───── Dokumen

Friday, January 20, 2006

Sabang …

Tidak pernah ada rencana ke Sabang di antara kami sebelumnya. Keinginan tersebut muncul begitu saja diantara kami. Saat ini pekerjaan sedang tidak banyak, si Ross sedang berlibur selama sebulan ke luar Indonesia, diikuti dengan meeting selama beberapa hari di Medan. Praktis sampai tanggal 1 Februari tidak ada yang mengawasi, karena semua manager lagi berada di Medan. Kunci brankas dibawa manager keuangan, sehingga semua kegiatan yang melibatkan uang praktis menjadi terhenti. Semua keluhan dan kutukan mengenai segala sesuatu tentang uang jelas diarahkan ke manager keuangan.
Keputusan diambil: hari Jumat tanggal 20 Januari 2006 kami berlima (saya, Juanto, Ajil, Hidayat dan Sabri) akan berangkat ke Banda Aceh jam 7 pagi dengan menggunakan tiga sepeda motor milik CRS. Perjalanan akan melalui Geumpang, Tangse, Beureunuen dan seterusnya ke Banda Aceh. Dari Banda Aceh kami akan bertolak ke Sabang, menghabiskan satu hari di sana, kemudian setelah beristirahat sebentar di Banda Aceh, perjalanan akan diteruskan kembali ke Meulaboh lewat Lamno. Kedengarannya cukup menantang dan menjanjikan.

──────────
───── Kumpulan Entri

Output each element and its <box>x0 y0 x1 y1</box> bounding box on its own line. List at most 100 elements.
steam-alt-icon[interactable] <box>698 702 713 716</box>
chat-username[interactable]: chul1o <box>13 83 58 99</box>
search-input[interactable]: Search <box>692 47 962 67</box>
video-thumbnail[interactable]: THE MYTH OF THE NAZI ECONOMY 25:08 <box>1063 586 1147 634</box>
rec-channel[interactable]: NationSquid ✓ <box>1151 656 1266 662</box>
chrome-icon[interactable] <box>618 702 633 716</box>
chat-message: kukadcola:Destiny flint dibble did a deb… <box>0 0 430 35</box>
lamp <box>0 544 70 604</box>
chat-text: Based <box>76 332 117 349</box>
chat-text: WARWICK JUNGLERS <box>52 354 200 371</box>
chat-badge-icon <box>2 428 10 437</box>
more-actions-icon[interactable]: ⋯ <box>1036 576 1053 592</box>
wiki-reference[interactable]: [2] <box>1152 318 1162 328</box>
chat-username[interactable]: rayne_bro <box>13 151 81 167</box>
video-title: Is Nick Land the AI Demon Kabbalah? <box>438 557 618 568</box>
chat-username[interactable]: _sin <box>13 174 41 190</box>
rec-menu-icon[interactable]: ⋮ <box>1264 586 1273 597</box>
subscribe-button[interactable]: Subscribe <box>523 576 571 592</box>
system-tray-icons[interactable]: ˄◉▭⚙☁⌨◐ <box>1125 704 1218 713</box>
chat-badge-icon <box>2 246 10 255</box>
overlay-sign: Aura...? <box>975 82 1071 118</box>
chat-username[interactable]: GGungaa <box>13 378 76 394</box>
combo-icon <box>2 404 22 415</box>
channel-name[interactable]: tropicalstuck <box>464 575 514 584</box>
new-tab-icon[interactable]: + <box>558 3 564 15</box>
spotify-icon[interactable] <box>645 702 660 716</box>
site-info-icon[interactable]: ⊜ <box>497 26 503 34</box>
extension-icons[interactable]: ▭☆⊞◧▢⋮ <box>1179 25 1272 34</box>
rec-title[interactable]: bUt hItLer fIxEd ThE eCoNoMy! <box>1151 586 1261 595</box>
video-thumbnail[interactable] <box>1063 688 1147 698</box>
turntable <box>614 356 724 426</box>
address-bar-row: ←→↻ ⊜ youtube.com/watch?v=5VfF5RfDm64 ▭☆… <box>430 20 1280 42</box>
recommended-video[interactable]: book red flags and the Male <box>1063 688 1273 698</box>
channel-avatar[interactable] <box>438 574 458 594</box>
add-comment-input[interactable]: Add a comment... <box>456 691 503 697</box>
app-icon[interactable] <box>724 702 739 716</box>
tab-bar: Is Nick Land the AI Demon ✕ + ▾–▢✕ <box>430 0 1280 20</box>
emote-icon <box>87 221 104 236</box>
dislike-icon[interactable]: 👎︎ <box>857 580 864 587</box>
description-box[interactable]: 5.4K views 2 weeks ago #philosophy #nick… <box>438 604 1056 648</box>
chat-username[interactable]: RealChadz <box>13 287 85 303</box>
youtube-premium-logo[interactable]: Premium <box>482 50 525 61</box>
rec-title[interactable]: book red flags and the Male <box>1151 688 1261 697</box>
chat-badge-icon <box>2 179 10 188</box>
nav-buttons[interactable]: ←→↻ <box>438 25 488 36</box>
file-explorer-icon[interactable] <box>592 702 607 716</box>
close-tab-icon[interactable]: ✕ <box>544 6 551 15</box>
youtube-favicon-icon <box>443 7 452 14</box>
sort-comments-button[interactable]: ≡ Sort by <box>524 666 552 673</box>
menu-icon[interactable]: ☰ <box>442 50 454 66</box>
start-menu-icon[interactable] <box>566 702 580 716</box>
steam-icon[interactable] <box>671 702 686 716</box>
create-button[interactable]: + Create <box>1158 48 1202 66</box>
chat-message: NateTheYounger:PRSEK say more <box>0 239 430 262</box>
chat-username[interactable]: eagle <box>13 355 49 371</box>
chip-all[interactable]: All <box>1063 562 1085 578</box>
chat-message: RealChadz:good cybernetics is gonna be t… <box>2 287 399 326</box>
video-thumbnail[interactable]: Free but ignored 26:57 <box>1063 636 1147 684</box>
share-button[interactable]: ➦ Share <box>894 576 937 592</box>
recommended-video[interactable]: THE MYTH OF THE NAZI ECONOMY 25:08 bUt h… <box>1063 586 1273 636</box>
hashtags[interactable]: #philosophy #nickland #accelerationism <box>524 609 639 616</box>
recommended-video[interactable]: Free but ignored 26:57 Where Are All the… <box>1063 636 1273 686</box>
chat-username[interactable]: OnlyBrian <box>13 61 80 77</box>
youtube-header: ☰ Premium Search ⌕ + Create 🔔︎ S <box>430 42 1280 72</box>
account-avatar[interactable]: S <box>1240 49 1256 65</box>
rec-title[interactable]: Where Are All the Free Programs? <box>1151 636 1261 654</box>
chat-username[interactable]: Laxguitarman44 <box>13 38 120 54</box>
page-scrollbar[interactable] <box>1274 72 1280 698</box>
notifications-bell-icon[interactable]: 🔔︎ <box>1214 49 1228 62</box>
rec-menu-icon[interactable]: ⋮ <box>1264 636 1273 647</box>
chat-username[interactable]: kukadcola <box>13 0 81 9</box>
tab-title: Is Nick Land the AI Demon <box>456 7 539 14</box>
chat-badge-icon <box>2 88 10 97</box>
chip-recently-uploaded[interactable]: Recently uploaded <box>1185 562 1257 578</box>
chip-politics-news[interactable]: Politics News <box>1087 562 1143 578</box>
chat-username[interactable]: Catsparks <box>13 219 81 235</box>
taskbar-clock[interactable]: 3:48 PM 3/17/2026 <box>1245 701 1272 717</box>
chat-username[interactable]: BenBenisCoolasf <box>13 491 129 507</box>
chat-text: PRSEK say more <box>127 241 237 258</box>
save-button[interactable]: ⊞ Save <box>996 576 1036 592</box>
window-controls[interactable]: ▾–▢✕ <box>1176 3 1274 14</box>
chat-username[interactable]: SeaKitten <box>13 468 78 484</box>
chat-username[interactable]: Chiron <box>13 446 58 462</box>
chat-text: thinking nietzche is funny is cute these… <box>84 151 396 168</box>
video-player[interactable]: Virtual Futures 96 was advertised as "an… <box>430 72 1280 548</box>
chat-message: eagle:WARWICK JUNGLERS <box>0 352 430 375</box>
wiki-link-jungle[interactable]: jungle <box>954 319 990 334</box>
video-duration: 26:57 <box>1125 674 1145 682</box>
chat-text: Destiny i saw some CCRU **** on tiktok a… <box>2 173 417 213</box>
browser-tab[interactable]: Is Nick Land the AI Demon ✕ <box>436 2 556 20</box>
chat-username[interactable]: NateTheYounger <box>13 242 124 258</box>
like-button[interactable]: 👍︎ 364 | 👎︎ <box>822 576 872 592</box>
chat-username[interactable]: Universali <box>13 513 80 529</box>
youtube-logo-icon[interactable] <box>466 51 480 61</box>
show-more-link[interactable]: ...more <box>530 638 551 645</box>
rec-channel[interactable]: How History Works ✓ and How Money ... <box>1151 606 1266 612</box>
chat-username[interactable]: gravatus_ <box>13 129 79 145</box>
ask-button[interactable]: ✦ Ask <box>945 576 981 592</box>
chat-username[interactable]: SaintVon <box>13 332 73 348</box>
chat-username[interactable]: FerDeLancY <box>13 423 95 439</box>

──────────

[Petunjuk Soal] Kutip bagian tulisan tentang perjalanan ke Sabang mulai dari "Tidak pernah ada" sampai dengan "ke manager keuangan.". Entri-entri ini tidak ada hubungannya dengan tulisan tentang perjalanan ke Sabang.

[Jawaban]
Tidak pernah ada rencana ke Sabang di antara kami sebelumnya. Keinginan tersebut muncul begitu saja diantara kami. Saat ini pekerjaan sedang tidak banyak, si Ross sedang berlibur selama sebulan ke luar Indonesia, diikuti dengan meeting selama beberapa hari di Medan. Praktis sampai tanggal 1 Februari tidak ada yang mengawasi, karena semua manager lagi berada di Medan. Kunci brankas dibawa manager keuangan, sehingga semua kegiatan yang melibatkan uang praktis menjadi terhenti. Semua keluhan dan kutukan mengenai segala sesuatu tentang uang jelas diarahkan ke manager keuangan.